-- BEGIN The input --
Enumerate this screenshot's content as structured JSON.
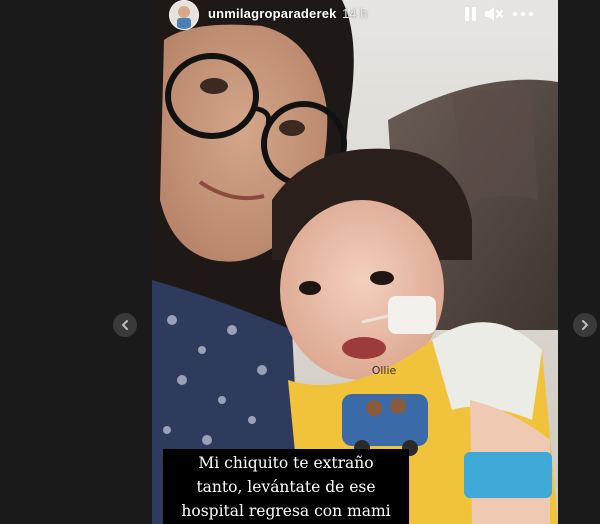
{
  "story": {
    "username": "unmilagroparaderek",
    "timestamp": "14 h",
    "caption": "Mi chiquito te extraño\ntanto, levántate de ese\nhospital regresa con mami",
    "shirt_text": "Ollie"
  },
  "controls": {
    "pause_icon": "pause-icon",
    "mute_icon": "speaker-muted-icon",
    "more_icon": "more-options-icon",
    "prev_icon": "chevron-left-icon",
    "next_icon": "chevron-right-icon"
  },
  "colors": {
    "background": "#1a1a1a",
    "caption_bg": "#000000",
    "caption_text": "#ffffff",
    "nav_button": "#3a3a3a"
  }
}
-- END The input --
Written task
Copy every line of the material in which the word "icon" occurs.

Worked answer
    "pause_icon": "pause-icon",
    "mute_icon": "speaker-muted-icon",
    "more_icon": "more-options-icon",
    "prev_icon": "chevron-left-icon",
    "next_icon": "chevron-right-icon"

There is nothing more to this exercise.